Only the number is wanted: how many lines contain the string "清光绪三十三年"?

DATA FOR THIS EXERCISE:
+---+

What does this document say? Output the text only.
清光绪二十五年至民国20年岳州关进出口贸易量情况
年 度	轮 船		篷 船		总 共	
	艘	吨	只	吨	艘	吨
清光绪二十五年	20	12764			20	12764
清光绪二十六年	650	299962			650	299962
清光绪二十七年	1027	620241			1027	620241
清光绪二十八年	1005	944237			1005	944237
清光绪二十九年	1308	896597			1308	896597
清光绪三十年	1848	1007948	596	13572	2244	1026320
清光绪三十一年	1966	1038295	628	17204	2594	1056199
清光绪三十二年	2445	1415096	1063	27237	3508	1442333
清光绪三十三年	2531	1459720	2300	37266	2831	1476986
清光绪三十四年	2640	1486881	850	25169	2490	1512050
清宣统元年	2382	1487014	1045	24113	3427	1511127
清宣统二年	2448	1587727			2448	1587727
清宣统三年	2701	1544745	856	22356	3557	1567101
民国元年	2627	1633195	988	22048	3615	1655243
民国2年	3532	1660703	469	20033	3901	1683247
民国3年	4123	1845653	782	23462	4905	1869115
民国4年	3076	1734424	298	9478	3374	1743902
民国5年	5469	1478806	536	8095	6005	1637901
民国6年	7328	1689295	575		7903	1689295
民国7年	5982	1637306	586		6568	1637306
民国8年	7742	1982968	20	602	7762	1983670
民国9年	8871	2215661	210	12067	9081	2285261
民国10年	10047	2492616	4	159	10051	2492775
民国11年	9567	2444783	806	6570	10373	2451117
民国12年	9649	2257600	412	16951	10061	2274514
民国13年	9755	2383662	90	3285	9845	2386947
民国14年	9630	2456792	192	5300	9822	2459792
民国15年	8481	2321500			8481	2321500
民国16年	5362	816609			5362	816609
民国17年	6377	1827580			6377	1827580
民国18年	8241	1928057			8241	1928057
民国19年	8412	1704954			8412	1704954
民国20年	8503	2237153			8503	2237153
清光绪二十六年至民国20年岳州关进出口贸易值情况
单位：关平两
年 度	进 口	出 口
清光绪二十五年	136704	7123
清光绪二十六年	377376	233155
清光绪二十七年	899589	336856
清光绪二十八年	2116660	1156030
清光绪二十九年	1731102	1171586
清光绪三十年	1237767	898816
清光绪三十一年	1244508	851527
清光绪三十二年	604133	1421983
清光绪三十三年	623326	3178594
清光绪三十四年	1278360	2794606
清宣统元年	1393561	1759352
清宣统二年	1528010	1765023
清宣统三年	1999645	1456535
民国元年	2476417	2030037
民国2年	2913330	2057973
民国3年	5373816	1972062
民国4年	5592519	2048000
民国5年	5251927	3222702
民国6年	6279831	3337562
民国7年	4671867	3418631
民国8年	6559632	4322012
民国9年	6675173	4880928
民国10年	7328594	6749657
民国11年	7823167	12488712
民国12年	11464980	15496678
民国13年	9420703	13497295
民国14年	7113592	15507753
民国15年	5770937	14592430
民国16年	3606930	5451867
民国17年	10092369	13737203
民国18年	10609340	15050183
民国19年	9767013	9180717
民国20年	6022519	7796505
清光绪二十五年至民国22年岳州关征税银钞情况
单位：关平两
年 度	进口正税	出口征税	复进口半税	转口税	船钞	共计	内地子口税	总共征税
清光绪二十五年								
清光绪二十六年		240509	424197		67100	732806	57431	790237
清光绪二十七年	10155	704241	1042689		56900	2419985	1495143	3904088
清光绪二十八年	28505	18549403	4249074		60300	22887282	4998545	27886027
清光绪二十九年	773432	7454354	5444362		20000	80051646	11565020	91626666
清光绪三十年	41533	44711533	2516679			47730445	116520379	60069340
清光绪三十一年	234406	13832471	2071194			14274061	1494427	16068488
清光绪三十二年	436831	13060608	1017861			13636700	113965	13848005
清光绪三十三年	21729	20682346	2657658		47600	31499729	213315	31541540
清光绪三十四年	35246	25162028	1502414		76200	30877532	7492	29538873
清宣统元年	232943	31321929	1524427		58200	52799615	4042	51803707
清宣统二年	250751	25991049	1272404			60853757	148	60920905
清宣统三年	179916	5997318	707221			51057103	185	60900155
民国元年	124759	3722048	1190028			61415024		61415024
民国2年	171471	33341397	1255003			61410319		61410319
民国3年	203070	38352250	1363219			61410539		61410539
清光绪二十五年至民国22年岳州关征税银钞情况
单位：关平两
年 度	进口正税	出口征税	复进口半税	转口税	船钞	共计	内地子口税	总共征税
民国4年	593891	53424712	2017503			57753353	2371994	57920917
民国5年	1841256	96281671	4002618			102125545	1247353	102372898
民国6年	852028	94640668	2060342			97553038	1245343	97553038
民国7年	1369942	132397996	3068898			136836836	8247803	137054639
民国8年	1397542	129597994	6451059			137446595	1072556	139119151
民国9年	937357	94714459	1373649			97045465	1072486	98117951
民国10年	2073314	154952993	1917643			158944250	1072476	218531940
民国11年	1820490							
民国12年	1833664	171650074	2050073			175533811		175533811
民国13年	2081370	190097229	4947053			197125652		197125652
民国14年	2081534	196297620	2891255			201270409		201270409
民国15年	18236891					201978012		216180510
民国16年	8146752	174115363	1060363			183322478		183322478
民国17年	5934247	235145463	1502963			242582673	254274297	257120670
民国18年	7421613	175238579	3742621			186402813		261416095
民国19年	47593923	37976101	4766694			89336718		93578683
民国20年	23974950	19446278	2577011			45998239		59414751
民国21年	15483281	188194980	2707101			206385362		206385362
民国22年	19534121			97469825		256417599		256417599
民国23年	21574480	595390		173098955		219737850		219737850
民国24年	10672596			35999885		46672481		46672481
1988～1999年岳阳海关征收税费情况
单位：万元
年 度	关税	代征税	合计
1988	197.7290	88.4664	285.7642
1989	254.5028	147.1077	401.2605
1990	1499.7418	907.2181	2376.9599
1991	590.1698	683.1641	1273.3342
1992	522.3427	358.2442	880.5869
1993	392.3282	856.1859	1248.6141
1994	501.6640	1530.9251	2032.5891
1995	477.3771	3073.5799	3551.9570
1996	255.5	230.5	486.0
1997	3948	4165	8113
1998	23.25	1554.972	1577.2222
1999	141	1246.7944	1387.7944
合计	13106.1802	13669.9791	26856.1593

+---+

SOLUTION TO THIS EXERCISE:
3